"""

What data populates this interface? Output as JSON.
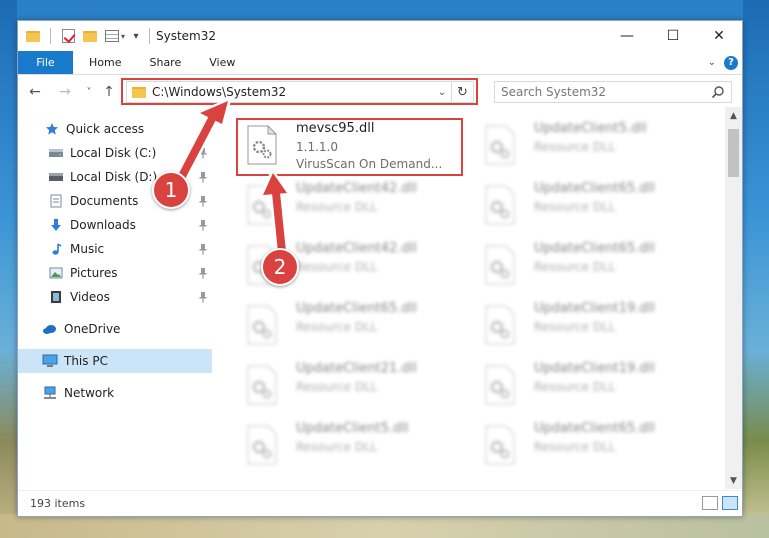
{
  "window": {
    "title": "System32",
    "minimize": "—",
    "maximize": "☐",
    "close": "✕"
  },
  "ribbon": {
    "tabs": [
      "File",
      "Home",
      "Share",
      "View"
    ],
    "help": "?"
  },
  "nav": {
    "back": "←",
    "forward": "→",
    "recent": "˅",
    "up": "↑"
  },
  "address": {
    "path": "C:\\Windows\\System32",
    "dropdown": "⌄",
    "refresh": "↻"
  },
  "search": {
    "placeholder": "Search System32"
  },
  "sidebar": {
    "items": [
      {
        "label": "Quick access",
        "icon": "star-icon",
        "pinned": false
      },
      {
        "label": "Local Disk (C:)",
        "icon": "drive-icon",
        "pinned": true
      },
      {
        "label": "Local Disk (D:)",
        "icon": "drive-icon",
        "pinned": true
      },
      {
        "label": "Documents",
        "icon": "documents-icon",
        "pinned": true
      },
      {
        "label": "Downloads",
        "icon": "downloads-icon",
        "pinned": true
      },
      {
        "label": "Music",
        "icon": "music-icon",
        "pinned": true
      },
      {
        "label": "Pictures",
        "icon": "pictures-icon",
        "pinned": true
      },
      {
        "label": "Videos",
        "icon": "videos-icon",
        "pinned": true
      },
      {
        "label": "OneDrive",
        "icon": "cloud-icon",
        "pinned": false
      },
      {
        "label": "This PC",
        "icon": "computer-icon",
        "pinned": false,
        "selected": true
      },
      {
        "label": "Network",
        "icon": "network-icon",
        "pinned": false
      }
    ]
  },
  "files": {
    "highlighted": {
      "name": "mevsc95.dll",
      "version": "1.1.1.0",
      "description": "VirusScan On Demand..."
    },
    "column_left": [
      {
        "name": "UpdateClient42.dll",
        "type": "Resource DLL"
      },
      {
        "name": "UpdateClient42.dll",
        "type": "Resource DLL"
      },
      {
        "name": "UpdateClient65.dll",
        "type": "Resource DLL"
      },
      {
        "name": "UpdateClient21.dll",
        "type": "Resource DLL"
      },
      {
        "name": "UpdateClient5.dll",
        "type": "Resource DLL"
      }
    ],
    "column_right": [
      {
        "name": "UpdateClient5.dll",
        "type": "Resource DLL"
      },
      {
        "name": "UpdateClient65.dll",
        "type": "Resource DLL"
      },
      {
        "name": "UpdateClient65.dll",
        "type": "Resource DLL"
      },
      {
        "name": "UpdateClient19.dll",
        "type": "Resource DLL"
      },
      {
        "name": "UpdateClient19.dll",
        "type": "Resource DLL"
      },
      {
        "name": "UpdateClient65.dll",
        "type": "Resource DLL"
      }
    ]
  },
  "status": {
    "item_count": "193 items"
  },
  "callouts": [
    "1",
    "2"
  ],
  "colors": {
    "accent": "#1979ca",
    "highlight": "#d9423f",
    "selected": "#cce4f7"
  }
}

"""

__Work task__: Check each line of the records above for the string "label", and report every line that has it.

__Your response__:
        "label": "Quick access",
        "label": "Local Disk (C:)",
        "label": "Local Disk (D:)",
        "label": "Documents",
        "label": "Downloads",
        "label": "Music",
        "label": "Pictures",
        "label": "Videos",
        "label": "OneDrive",
        "label": "This PC",
        "label": "Network",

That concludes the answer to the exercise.